## Task description
Reproduce every entry in the listing without alteration.

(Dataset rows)
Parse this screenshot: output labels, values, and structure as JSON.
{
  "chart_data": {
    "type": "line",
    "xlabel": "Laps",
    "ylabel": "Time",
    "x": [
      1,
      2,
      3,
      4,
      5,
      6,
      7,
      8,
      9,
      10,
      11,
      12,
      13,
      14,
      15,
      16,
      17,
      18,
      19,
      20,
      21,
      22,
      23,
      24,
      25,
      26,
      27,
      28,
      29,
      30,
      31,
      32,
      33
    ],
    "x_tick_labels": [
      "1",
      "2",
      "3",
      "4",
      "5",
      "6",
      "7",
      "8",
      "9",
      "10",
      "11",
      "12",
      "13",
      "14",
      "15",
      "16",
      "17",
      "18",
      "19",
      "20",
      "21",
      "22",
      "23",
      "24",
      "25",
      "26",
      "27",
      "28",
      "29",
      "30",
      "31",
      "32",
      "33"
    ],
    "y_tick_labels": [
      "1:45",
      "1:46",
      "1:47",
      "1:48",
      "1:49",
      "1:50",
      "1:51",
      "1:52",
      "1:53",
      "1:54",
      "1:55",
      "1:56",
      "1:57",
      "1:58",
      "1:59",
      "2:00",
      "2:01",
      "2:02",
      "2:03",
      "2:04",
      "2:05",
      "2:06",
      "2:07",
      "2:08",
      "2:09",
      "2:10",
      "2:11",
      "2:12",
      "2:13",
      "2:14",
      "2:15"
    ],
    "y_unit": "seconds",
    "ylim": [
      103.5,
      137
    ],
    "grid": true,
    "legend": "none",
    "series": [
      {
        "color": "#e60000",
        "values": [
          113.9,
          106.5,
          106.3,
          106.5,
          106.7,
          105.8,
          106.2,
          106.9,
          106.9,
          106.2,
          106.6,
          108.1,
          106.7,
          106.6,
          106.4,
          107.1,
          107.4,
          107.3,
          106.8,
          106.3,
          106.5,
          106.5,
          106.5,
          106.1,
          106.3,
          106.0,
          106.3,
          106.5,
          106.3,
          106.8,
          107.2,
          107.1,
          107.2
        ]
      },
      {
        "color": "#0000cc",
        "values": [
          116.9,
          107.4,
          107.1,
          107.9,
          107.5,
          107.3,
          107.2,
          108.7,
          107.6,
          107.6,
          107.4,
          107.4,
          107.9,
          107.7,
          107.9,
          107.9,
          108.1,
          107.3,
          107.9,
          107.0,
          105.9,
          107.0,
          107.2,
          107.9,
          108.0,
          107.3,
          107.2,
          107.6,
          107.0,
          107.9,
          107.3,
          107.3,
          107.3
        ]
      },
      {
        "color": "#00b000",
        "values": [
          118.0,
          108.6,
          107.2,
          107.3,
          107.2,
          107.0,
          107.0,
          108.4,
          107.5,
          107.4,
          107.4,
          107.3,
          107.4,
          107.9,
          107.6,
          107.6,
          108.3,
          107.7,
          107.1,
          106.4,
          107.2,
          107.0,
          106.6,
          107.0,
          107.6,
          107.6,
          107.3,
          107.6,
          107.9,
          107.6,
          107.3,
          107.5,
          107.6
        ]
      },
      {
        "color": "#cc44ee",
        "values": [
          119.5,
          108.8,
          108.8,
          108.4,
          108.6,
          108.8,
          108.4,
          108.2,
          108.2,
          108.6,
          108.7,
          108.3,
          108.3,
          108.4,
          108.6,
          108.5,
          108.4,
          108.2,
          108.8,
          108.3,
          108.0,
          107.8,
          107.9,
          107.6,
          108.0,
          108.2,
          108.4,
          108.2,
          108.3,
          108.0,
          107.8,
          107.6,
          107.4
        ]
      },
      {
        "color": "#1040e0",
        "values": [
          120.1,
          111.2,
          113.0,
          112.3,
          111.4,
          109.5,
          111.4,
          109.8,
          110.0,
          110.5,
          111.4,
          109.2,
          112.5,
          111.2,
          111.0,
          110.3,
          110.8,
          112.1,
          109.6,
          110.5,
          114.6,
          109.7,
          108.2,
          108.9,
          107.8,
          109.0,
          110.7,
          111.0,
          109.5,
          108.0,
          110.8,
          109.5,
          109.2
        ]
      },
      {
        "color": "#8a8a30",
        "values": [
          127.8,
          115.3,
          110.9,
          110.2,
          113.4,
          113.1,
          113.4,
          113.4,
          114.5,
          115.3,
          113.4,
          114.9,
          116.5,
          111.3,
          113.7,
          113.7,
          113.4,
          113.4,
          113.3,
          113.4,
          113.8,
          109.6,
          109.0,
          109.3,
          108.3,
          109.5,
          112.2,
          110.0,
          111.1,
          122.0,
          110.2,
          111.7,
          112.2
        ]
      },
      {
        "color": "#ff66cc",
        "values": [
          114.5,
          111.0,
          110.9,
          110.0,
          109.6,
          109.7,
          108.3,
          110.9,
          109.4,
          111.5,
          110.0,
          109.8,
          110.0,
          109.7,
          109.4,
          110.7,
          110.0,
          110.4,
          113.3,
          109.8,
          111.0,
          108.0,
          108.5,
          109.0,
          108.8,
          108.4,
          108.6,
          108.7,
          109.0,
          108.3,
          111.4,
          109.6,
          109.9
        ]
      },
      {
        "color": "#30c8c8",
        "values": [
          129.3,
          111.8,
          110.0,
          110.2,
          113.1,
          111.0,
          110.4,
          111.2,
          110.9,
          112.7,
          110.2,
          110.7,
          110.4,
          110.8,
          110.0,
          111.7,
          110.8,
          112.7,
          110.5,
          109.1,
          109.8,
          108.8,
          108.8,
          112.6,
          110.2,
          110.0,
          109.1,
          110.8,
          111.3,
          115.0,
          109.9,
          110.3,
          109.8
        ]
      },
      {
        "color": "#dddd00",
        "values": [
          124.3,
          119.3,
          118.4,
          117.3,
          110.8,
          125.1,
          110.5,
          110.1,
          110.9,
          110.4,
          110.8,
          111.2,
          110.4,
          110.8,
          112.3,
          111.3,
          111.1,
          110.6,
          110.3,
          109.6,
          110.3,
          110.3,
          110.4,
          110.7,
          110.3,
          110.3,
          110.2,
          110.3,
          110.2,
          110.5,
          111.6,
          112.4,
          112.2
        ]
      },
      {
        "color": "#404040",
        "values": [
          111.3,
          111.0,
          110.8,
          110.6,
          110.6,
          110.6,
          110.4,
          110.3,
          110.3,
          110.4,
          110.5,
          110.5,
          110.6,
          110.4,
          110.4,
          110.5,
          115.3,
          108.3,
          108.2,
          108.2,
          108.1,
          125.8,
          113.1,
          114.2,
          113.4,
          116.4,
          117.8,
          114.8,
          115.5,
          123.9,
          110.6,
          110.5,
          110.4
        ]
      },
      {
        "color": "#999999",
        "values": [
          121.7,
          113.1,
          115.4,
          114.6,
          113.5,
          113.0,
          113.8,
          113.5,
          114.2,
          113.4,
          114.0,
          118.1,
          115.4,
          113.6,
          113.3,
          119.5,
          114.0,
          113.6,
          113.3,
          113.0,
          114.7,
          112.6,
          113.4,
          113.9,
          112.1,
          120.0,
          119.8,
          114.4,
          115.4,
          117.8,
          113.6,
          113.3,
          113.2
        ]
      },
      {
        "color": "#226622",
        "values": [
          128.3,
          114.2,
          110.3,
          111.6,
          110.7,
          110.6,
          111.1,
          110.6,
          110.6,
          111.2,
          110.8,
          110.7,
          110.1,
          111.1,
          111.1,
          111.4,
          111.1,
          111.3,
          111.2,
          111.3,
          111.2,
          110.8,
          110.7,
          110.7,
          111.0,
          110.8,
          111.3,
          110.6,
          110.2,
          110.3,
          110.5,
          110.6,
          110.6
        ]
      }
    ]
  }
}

## Task result
Parse this screenshot: output labels, values, and structure as JSON.
{
  "chart_data": {
    "type": "line",
    "xlabel": "Laps",
    "ylabel": "Time",
    "x": [
      1,
      2,
      3,
      4,
      5,
      6,
      7,
      8,
      9,
      10,
      11,
      12,
      13,
      14,
      15,
      16,
      17,
      18,
      19,
      20,
      21,
      22,
      23,
      24,
      25,
      26,
      27,
      28,
      29,
      30,
      31,
      32,
      33
    ],
    "x_tick_labels": [
      "1",
      "2",
      "3",
      "4",
      "5",
      "6",
      "7",
      "8",
      "9",
      "10",
      "11",
      "12",
      "13",
      "14",
      "15",
      "16",
      "17",
      "18",
      "19",
      "20",
      "21",
      "22",
      "23",
      "24",
      "25",
      "26",
      "27",
      "28",
      "29",
      "30",
      "31",
      "32",
      "33"
    ],
    "y_tick_labels": [
      "1:45",
      "1:46",
      "1:47",
      "1:48",
      "1:49",
      "1:50",
      "1:51",
      "1:52",
      "1:53",
      "1:54",
      "1:55",
      "1:56",
      "1:57",
      "1:58",
      "1:59",
      "2:00",
      "2:01",
      "2:02",
      "2:03",
      "2:04",
      "2:05",
      "2:06",
      "2:07",
      "2:08",
      "2:09",
      "2:10",
      "2:11",
      "2:12",
      "2:13",
      "2:14",
      "2:15"
    ],
    "y_unit": "seconds",
    "ylim": [
      103.5,
      137
    ],
    "grid": true,
    "legend": "none",
    "series": [
      {
        "color": "#e60000",
        "values": [
          113.9,
          106.5,
          106.3,
          106.5,
          106.7,
          105.8,
          106.2,
          106.9,
          106.9,
          106.2,
          106.6,
          108.1,
          106.7,
          106.6,
          106.4,
          107.1,
          107.4,
          107.3,
          106.8,
          106.3,
          106.5,
          106.5,
          106.5,
          106.1,
          106.3,
          106.0,
          106.3,
          106.5,
          106.3,
          106.8,
          107.2,
          107.1,
          107.2
        ]
      },
      {
        "color": "#0000cc",
        "values": [
          116.9,
          107.4,
          107.1,
          107.9,
          107.5,
          107.3,
          107.2,
          108.7,
          107.6,
          107.6,
          107.4,
          107.4,
          107.9,
          107.7,
          107.9,
          107.9,
          108.1,
          107.3,
          107.9,
          107.0,
          105.9,
          107.0,
          107.2,
          107.9,
          108.0,
          107.3,
          107.2,
          107.6,
          107.0,
          107.9,
          107.3,
          107.3,
          107.3
        ]
      },
      {
        "color": "#00b000",
        "values": [
          118.0,
          108.6,
          107.2,
          107.3,
          107.2,
          107.0,
          107.0,
          108.4,
          107.5,
          107.4,
          107.4,
          107.3,
          107.4,
          107.9,
          107.6,
          107.6,
          108.3,
          107.7,
          107.1,
          106.4,
          107.2,
          107.0,
          106.6,
          107.0,
          107.6,
          107.6,
          107.3,
          107.6,
          107.9,
          107.6,
          107.3,
          107.5,
          107.6
        ]
      },
      {
        "color": "#cc44ee",
        "values": [
          119.5,
          108.8,
          108.8,
          108.4,
          108.6,
          108.8,
          108.4,
          108.2,
          108.2,
          108.6,
          108.7,
          108.3,
          108.3,
          108.4,
          108.6,
          108.5,
          108.4,
          108.2,
          108.8,
          108.3,
          108.0,
          107.8,
          107.9,
          107.6,
          108.0,
          108.2,
          108.4,
          108.2,
          108.3,
          108.0,
          107.8,
          107.6,
          107.4
        ]
      },
      {
        "color": "#1040e0",
        "values": [
          120.1,
          111.2,
          113.0,
          112.3,
          111.4,
          109.5,
          111.4,
          109.8,
          110.0,
          110.5,
          111.4,
          109.2,
          112.5,
          111.2,
          111.0,
          110.3,
          110.8,
          112.1,
          109.6,
          110.5,
          114.6,
          109.7,
          108.2,
          108.9,
          107.8,
          109.0,
          110.7,
          111.0,
          109.5,
          108.0,
          110.8,
          109.5,
          109.2
        ]
      },
      {
        "color": "#8a8a30",
        "values": [
          127.8,
          115.3,
          110.9,
          110.2,
          113.4,
          113.1,
          113.4,
          113.4,
          114.5,
          115.3,
          113.4,
          114.9,
          116.5,
          111.3,
          113.7,
          113.7,
          113.4,
          113.4,
          113.3,
          113.4,
          113.8,
          109.6,
          109.0,
          109.3,
          108.3,
          109.5,
          112.2,
          110.0,
          111.1,
          122.0,
          110.2,
          111.7,
          112.2
        ]
      },
      {
        "color": "#ff66cc",
        "values": [
          114.5,
          111.0,
          110.9,
          110.0,
          109.6,
          109.7,
          108.3,
          110.9,
          109.4,
          111.5,
          110.0,
          109.8,
          110.0,
          109.7,
          109.4,
          110.7,
          110.0,
          110.4,
          113.3,
          109.8,
          111.0,
          108.0,
          108.5,
          109.0,
          108.8,
          108.4,
          108.6,
          108.7,
          109.0,
          108.3,
          111.4,
          109.6,
          109.9
        ]
      },
      {
        "color": "#30c8c8",
        "values": [
          129.3,
          111.8,
          110.0,
          110.2,
          113.1,
          111.0,
          110.4,
          111.2,
          110.9,
          112.7,
          110.2,
          110.7,
          110.4,
          110.8,
          110.0,
          111.7,
          110.8,
          112.7,
          110.5,
          109.1,
          109.8,
          108.8,
          108.8,
          112.6,
          110.2,
          110.0,
          109.1,
          110.8,
          111.3,
          115.0,
          109.9,
          110.3,
          109.8
        ]
      },
      {
        "color": "#dddd00",
        "values": [
          124.3,
          119.3,
          118.4,
          117.3,
          110.8,
          125.1,
          110.5,
          110.1,
          110.9,
          110.4,
          110.8,
          111.2,
          110.4,
          110.8,
          112.3,
          111.3,
          111.1,
          110.6,
          110.3,
          109.6,
          110.3,
          110.3,
          110.4,
          110.7,
          110.3,
          110.3,
          110.2,
          110.3,
          110.2,
          110.5,
          111.6,
          112.4,
          112.2
        ]
      },
      {
        "color": "#404040",
        "values": [
          111.3,
          111.0,
          110.8,
          110.6,
          110.6,
          110.6,
          110.4,
          110.3,
          110.3,
          110.4,
          110.5,
          110.5,
          110.6,
          110.4,
          110.4,
          110.5,
          115.3,
          108.3,
          108.2,
          108.2,
          108.1,
          125.8,
          113.1,
          114.2,
          113.4,
          116.4,
          117.8,
          114.8,
          115.5,
          123.9,
          110.6,
          110.5,
          110.4
        ]
      },
      {
        "color": "#999999",
        "values": [
          121.7,
          113.1,
          115.4,
          114.6,
          113.5,
          113.0,
          113.8,
          113.5,
          114.2,
          113.4,
          114.0,
          118.1,
          115.4,
          113.6,
          113.3,
          119.5,
          114.0,
          113.6,
          113.3,
          113.0,
          114.7,
          112.6,
          113.4,
          113.9,
          112.1,
          120.0,
          119.8,
          114.4,
          115.4,
          117.8,
          113.6,
          113.3,
          113.2
        ]
      },
      {
        "color": "#226622",
        "values": [
          128.3,
          114.2,
          110.3,
          111.6,
          110.7,
          110.6,
          111.1,
          110.6,
          110.6,
          111.2,
          110.8,
          110.7,
          110.1,
          111.1,
          111.1,
          111.4,
          111.1,
          111.3,
          111.2,
          111.3,
          111.2,
          110.8,
          110.7,
          110.7,
          111.0,
          110.8,
          111.3,
          110.6,
          110.2,
          110.3,
          110.5,
          110.6,
          110.6
        ]
      }
    ]
  }
}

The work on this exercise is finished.